• INSTRUCTIONS FOR THE TASK
Keep the pictures out of the copy and print all the entries below exactly.

---- RECORDS SHOWN

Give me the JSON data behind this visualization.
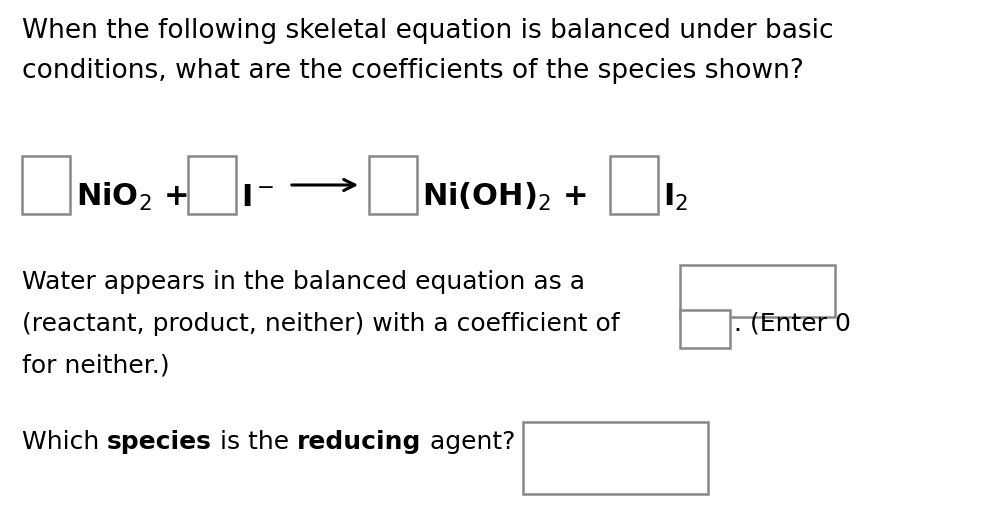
{
  "bg_color": "#ffffff",
  "title_line1": "When the following skeletal equation is balanced under basic",
  "title_line2": "conditions, what are the coefficients of the species shown?",
  "title_fontsize": 19,
  "eq_fontsize": 22,
  "body_fontsize": 18,
  "box_color": "#888888",
  "text_color": "#000000",
  "water_line1": "Water appears in the balanced equation as a",
  "water_line2": "(reactant, product, neither) with a coefficient of",
  "water_line3": ". (Enter 0",
  "water_line4": "for neither.)",
  "reducing_pre": "Which ",
  "reducing_b1": "species",
  "reducing_mid": " is the ",
  "reducing_b2": "reducing",
  "reducing_end": " agent?"
}
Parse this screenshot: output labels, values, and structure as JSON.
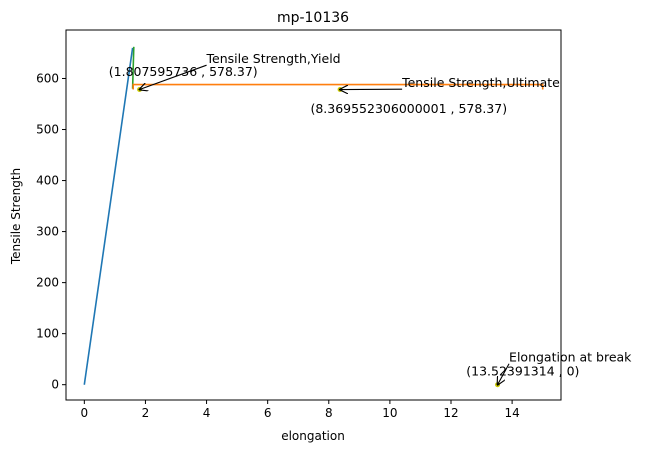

--------

• REPLY TO THE EXERCISE
Give me the JSON data behind this visualization.
{
  "bg_color": "#ffffff",
  "title_line1": "When the following skeletal equation is balanced under basic",
  "title_line2": "conditions, what are the coefficients of the species shown?",
  "title_fontsize": 19,
  "eq_fontsize": 22,
  "body_fontsize": 18,
  "box_color": "#888888",
  "text_color": "#000000",
  "water_line1": "Water appears in the balanced equation as a",
  "water_line2": "(reactant, product, neither) with a coefficient of",
  "water_line3": ". (Enter 0",
  "water_line4": "for neither.)",
  "reducing_pre": "Which ",
  "reducing_b1": "species",
  "reducing_mid": " is the ",
  "reducing_b2": "reducing",
  "reducing_end": " agent?"
}
Parse this screenshot: output labels, values, and structure as JSON.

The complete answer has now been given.